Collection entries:

* START *

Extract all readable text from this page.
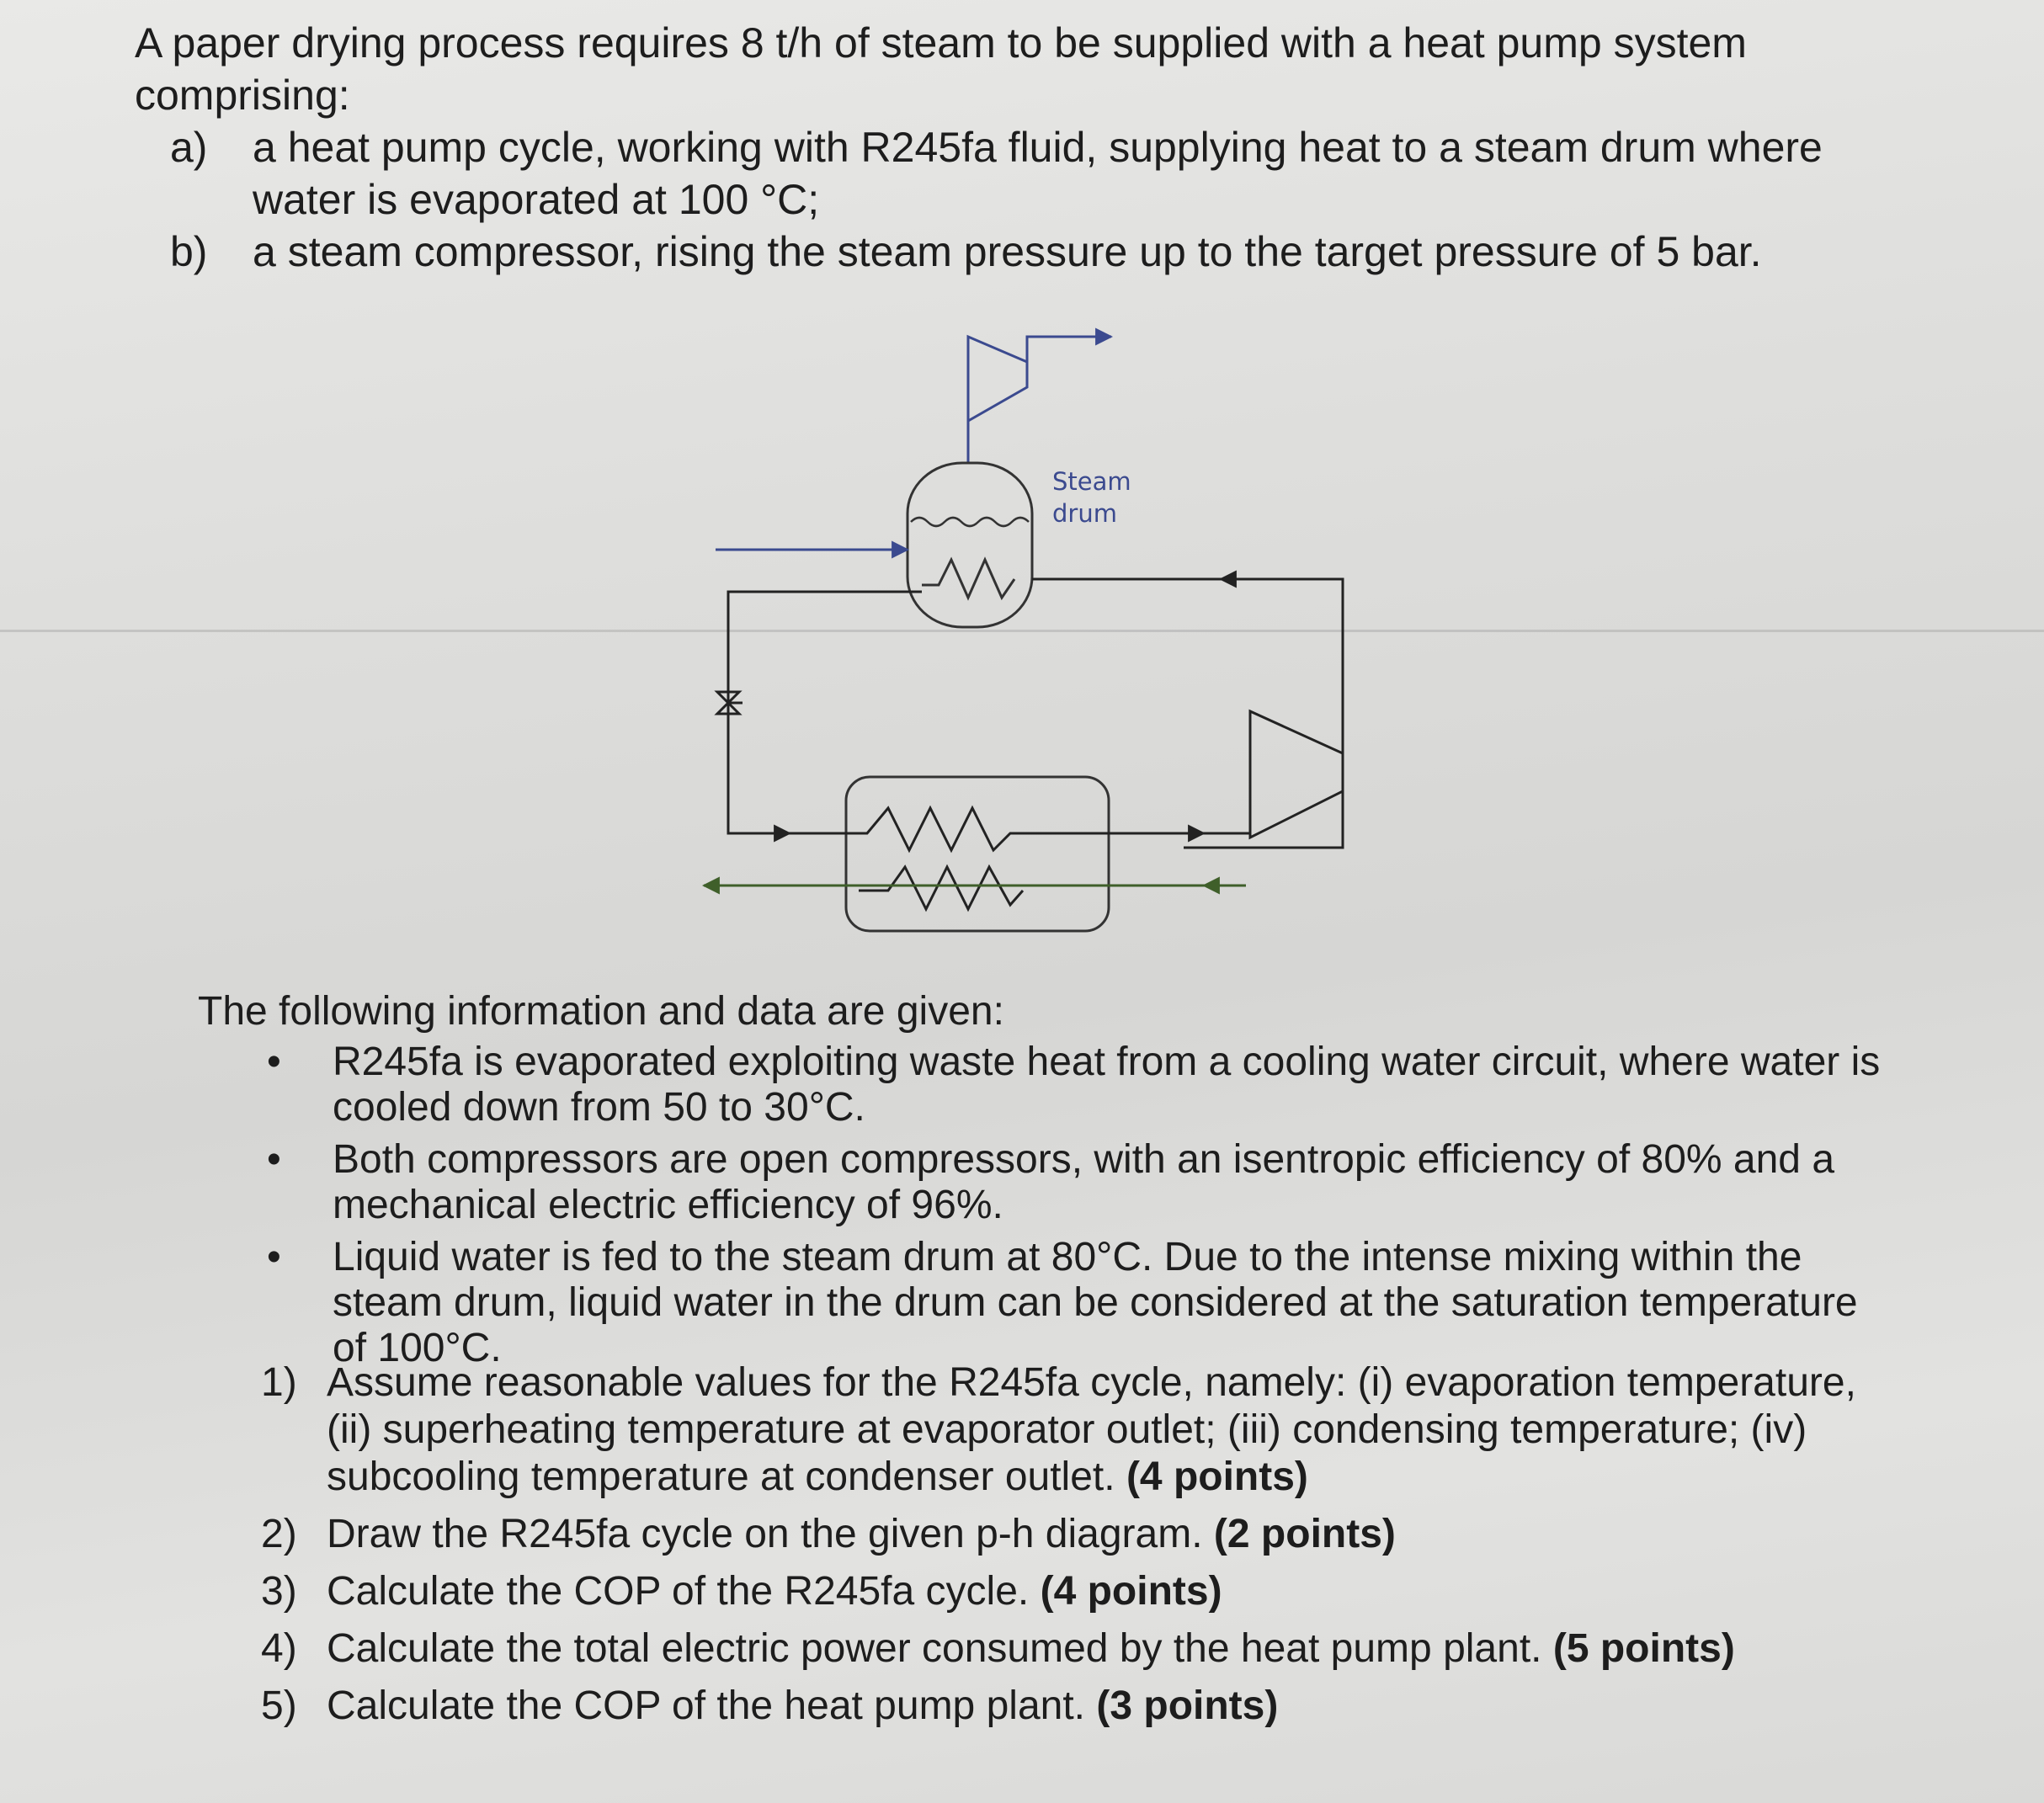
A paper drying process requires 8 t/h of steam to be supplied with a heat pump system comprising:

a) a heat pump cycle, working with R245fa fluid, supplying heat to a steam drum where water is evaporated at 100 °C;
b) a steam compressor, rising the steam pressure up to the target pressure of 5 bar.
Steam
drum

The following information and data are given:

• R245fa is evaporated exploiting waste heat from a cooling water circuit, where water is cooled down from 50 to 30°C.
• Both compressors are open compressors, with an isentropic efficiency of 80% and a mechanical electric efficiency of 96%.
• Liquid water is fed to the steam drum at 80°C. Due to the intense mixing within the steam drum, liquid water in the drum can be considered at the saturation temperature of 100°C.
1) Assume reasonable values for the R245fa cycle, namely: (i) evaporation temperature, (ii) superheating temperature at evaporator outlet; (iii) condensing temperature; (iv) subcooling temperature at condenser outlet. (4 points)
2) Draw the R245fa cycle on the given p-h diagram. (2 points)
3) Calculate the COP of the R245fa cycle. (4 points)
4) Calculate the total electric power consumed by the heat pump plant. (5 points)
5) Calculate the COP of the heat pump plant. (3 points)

* END *
* START *

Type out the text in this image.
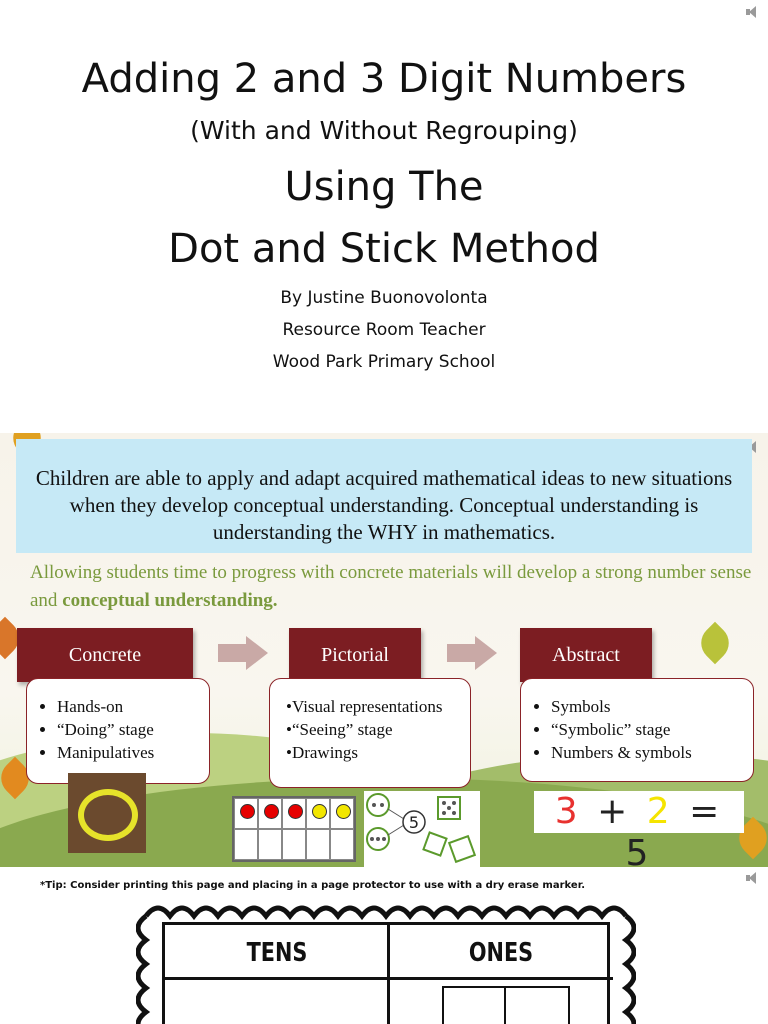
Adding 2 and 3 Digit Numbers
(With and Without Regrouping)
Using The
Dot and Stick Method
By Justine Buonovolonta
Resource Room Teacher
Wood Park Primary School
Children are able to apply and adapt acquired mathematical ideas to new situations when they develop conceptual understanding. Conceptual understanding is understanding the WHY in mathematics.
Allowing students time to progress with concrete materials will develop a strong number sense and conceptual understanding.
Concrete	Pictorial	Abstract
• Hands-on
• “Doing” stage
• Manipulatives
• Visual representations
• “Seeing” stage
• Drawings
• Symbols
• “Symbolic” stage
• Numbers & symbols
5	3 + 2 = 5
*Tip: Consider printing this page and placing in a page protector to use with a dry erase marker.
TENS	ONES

* END *
* START *

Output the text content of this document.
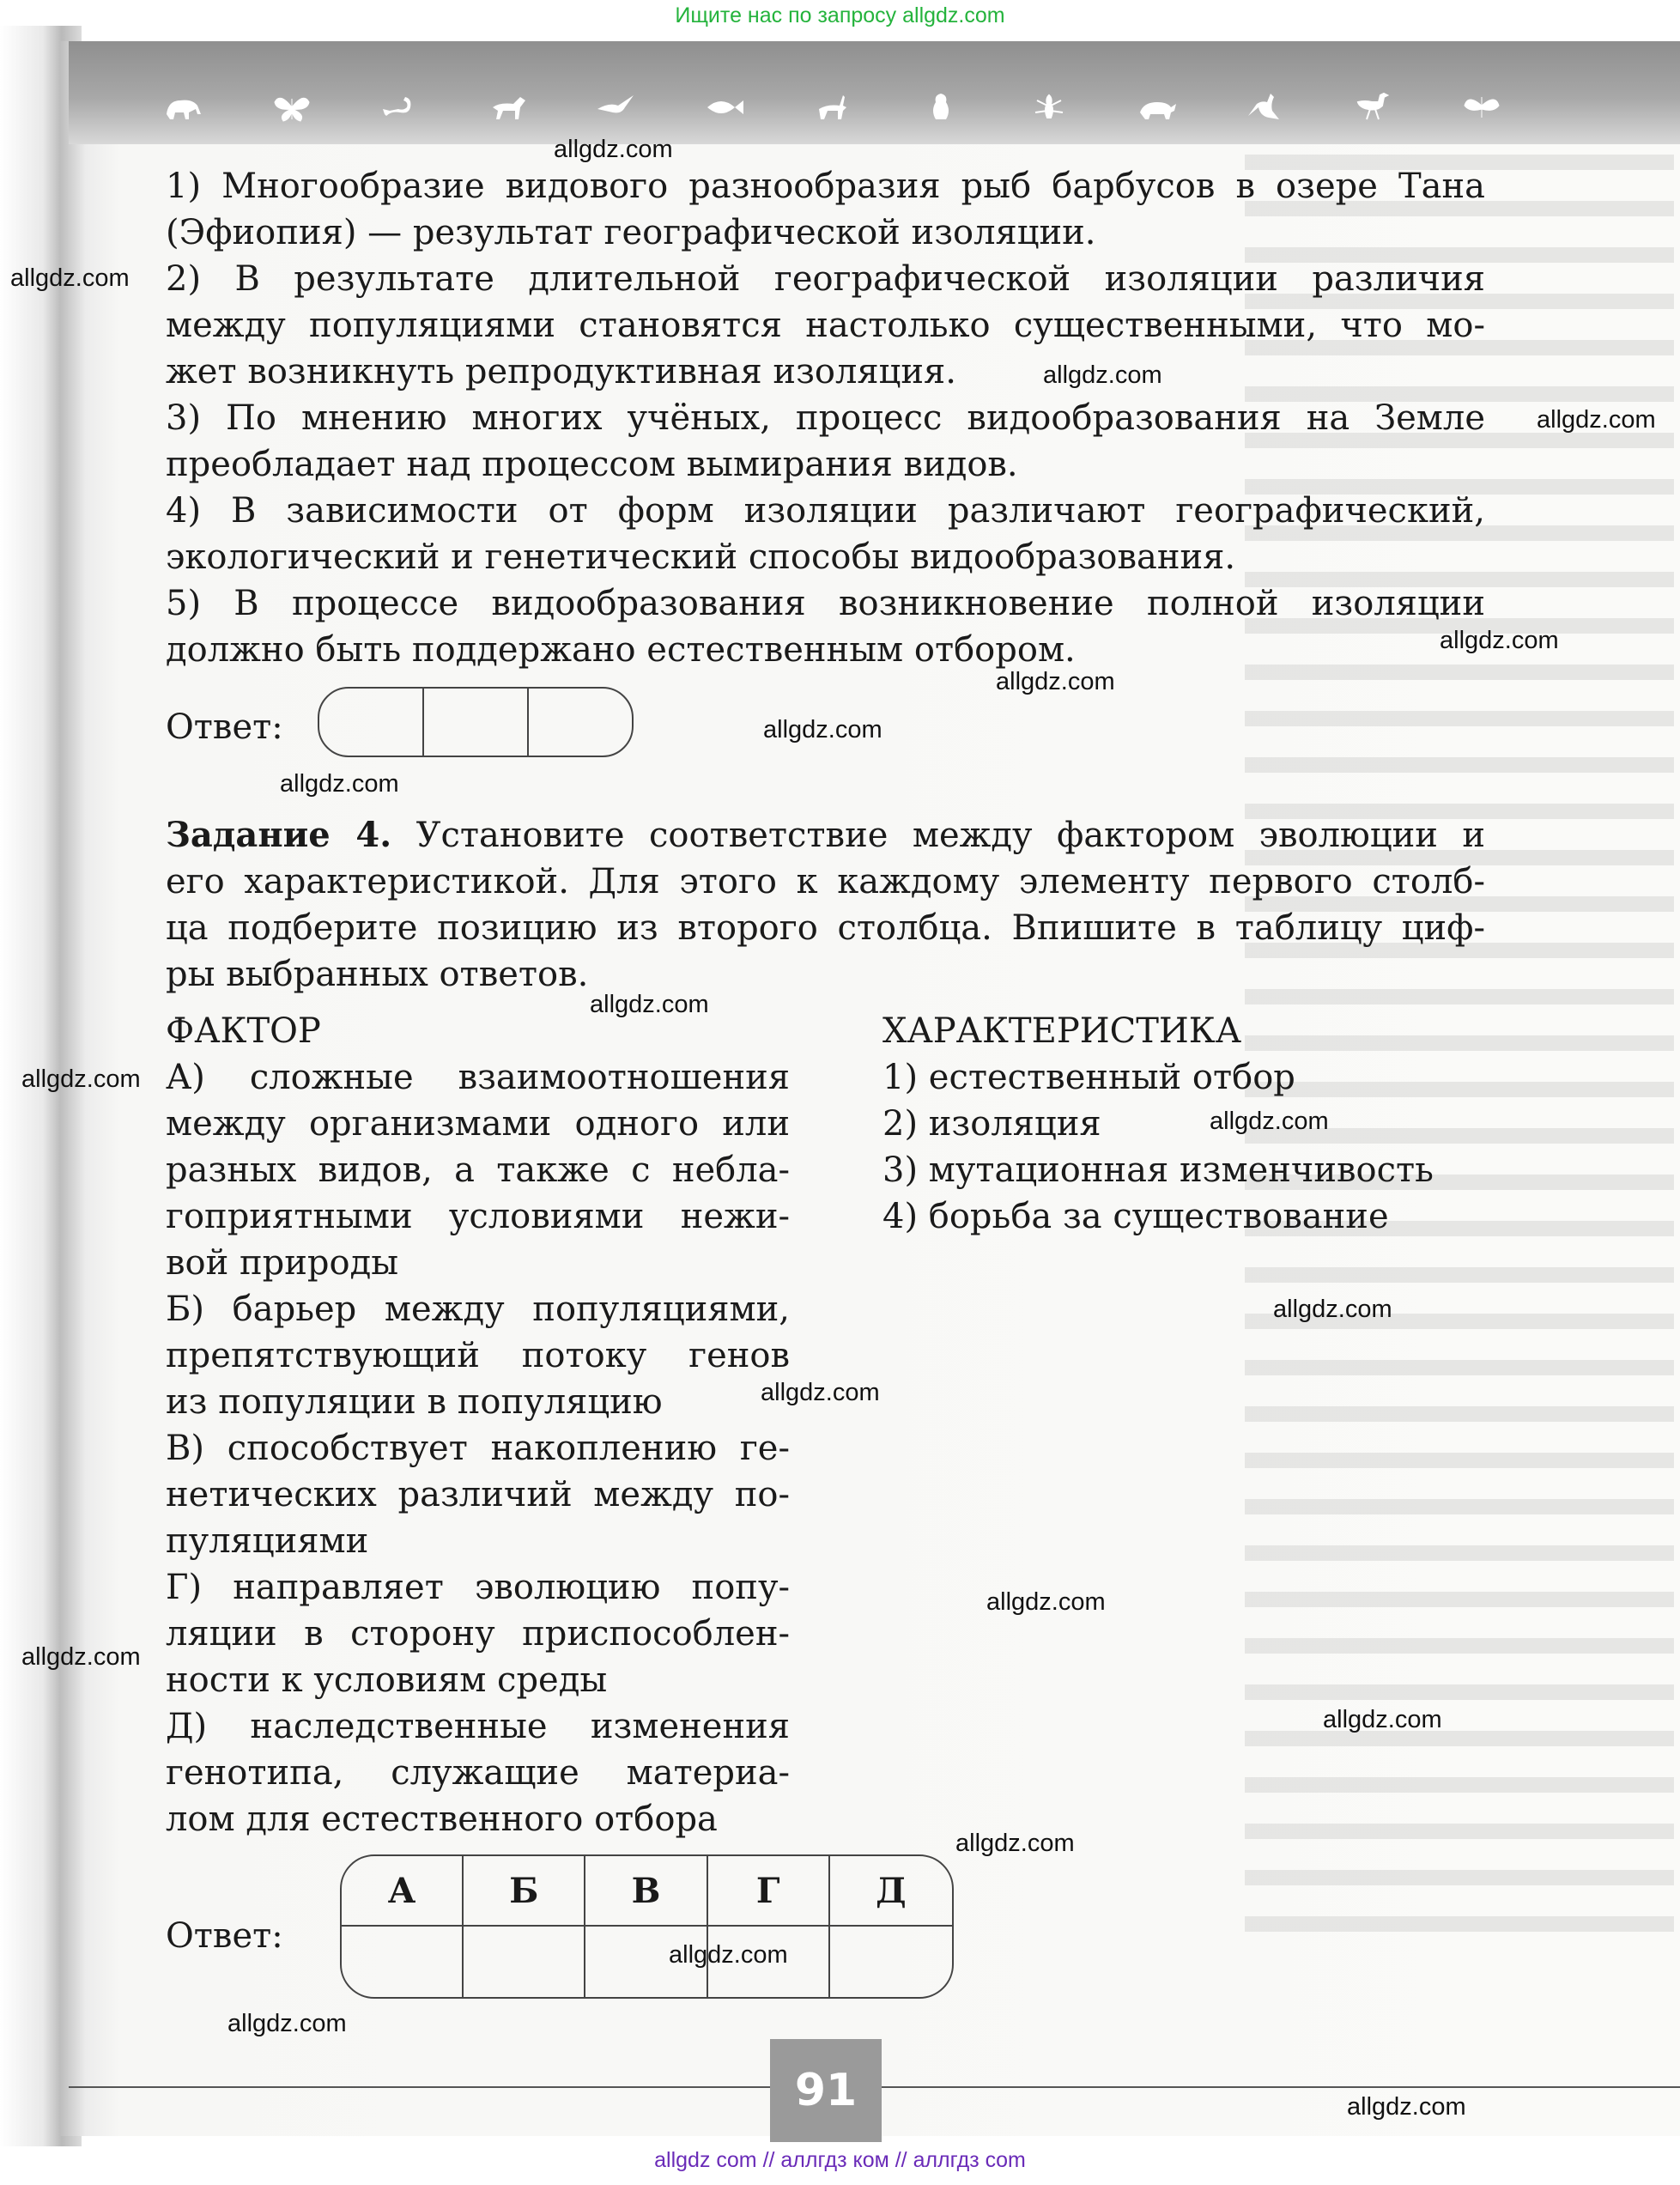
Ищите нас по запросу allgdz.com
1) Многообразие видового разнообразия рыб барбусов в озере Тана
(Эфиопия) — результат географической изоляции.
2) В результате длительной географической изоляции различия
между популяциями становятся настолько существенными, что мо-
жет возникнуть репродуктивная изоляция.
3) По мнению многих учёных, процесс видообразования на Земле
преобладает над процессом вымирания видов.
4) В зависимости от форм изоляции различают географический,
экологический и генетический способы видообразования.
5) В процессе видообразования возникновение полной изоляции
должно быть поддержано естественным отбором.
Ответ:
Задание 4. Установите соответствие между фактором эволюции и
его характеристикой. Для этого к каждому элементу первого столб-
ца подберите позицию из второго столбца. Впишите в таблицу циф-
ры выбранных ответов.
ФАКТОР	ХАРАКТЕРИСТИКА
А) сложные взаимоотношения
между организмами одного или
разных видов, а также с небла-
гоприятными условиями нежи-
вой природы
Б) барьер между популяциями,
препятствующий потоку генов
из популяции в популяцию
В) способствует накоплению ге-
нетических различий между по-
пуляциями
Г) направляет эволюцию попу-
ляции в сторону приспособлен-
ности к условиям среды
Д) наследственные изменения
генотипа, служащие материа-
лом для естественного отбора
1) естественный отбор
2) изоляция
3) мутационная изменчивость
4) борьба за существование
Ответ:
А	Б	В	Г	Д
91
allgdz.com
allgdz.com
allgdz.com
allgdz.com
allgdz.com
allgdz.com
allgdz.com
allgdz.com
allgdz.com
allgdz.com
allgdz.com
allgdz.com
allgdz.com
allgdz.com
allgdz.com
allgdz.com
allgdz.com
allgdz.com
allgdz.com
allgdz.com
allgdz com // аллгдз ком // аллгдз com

* END *

> [Aim] The answer should be a single number: the count of lines in the data that include the string "cycle".

> [Output of the task] 4